---------- Recorded information ----------

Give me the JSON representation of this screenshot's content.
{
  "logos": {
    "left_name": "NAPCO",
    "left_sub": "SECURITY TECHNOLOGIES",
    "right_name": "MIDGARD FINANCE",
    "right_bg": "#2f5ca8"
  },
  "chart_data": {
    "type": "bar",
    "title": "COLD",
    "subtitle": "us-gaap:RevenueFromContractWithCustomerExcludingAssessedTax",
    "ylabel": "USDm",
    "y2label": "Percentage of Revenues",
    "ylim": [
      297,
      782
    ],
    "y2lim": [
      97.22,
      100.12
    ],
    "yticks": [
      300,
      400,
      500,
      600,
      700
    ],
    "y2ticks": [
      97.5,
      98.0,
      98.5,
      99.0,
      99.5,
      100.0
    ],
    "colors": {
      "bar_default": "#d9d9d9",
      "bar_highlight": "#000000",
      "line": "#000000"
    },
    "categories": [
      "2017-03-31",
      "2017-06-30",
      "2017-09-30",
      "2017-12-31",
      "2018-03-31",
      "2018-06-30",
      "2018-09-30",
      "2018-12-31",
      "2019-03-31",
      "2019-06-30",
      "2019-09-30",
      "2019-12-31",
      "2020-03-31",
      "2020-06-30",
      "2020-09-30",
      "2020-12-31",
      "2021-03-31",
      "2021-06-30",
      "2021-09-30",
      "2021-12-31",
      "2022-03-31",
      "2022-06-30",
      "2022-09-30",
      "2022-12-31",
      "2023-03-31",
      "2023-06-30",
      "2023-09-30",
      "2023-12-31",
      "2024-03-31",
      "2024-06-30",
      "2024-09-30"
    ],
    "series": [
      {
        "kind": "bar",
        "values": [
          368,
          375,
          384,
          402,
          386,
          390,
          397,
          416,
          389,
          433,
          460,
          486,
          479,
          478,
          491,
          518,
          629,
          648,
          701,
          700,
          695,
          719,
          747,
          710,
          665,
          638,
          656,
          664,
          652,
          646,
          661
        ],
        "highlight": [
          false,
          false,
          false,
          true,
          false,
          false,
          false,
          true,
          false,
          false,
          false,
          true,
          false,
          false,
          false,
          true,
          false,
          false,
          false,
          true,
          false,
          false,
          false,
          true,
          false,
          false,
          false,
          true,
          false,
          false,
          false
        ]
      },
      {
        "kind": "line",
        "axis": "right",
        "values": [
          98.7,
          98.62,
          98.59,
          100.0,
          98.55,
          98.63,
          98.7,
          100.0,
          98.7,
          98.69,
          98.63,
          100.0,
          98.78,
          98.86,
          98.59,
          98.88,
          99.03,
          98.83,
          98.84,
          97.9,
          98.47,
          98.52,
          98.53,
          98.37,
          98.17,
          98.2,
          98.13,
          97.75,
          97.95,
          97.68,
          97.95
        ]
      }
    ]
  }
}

----------

Given task: Output each entry precisely as given.

The answer:
Give me the JSON representation of this screenshot's content.
{
  "logos": {
    "left_name": "NAPCO",
    "left_sub": "SECURITY TECHNOLOGIES",
    "right_name": "MIDGARD FINANCE",
    "right_bg": "#2f5ca8"
  },
  "chart_data": {
    "type": "bar",
    "title": "COLD",
    "subtitle": "us-gaap:RevenueFromContractWithCustomerExcludingAssessedTax",
    "ylabel": "USDm",
    "y2label": "Percentage of Revenues",
    "ylim": [
      297,
      782
    ],
    "y2lim": [
      97.22,
      100.12
    ],
    "yticks": [
      300,
      400,
      500,
      600,
      700
    ],
    "y2ticks": [
      97.5,
      98.0,
      98.5,
      99.0,
      99.5,
      100.0
    ],
    "colors": {
      "bar_default": "#d9d9d9",
      "bar_highlight": "#000000",
      "line": "#000000"
    },
    "categories": [
      "2017-03-31",
      "2017-06-30",
      "2017-09-30",
      "2017-12-31",
      "2018-03-31",
      "2018-06-30",
      "2018-09-30",
      "2018-12-31",
      "2019-03-31",
      "2019-06-30",
      "2019-09-30",
      "2019-12-31",
      "2020-03-31",
      "2020-06-30",
      "2020-09-30",
      "2020-12-31",
      "2021-03-31",
      "2021-06-30",
      "2021-09-30",
      "2021-12-31",
      "2022-03-31",
      "2022-06-30",
      "2022-09-30",
      "2022-12-31",
      "2023-03-31",
      "2023-06-30",
      "2023-09-30",
      "2023-12-31",
      "2024-03-31",
      "2024-06-30",
      "2024-09-30"
    ],
    "series": [
      {
        "kind": "bar",
        "values": [
          368,
          375,
          384,
          402,
          386,
          390,
          397,
          416,
          389,
          433,
          460,
          486,
          479,
          478,
          491,
          518,
          629,
          648,
          701,
          700,
          695,
          719,
          747,
          710,
          665,
          638,
          656,
          664,
          652,
          646,
          661
        ],
        "highlight": [
          false,
          false,
          false,
          true,
          false,
          false,
          false,
          true,
          false,
          false,
          false,
          true,
          false,
          false,
          false,
          true,
          false,
          false,
          false,
          true,
          false,
          false,
          false,
          true,
          false,
          false,
          false,
          true,
          false,
          false,
          false
        ]
      },
      {
        "kind": "line",
        "axis": "right",
        "values": [
          98.7,
          98.62,
          98.59,
          100.0,
          98.55,
          98.63,
          98.7,
          100.0,
          98.7,
          98.69,
          98.63,
          100.0,
          98.78,
          98.86,
          98.59,
          98.88,
          99.03,
          98.83,
          98.84,
          97.9,
          98.47,
          98.52,
          98.53,
          98.37,
          98.17,
          98.2,
          98.13,
          97.75,
          97.95,
          97.68,
          97.95
        ]
      }
    ]
  }
}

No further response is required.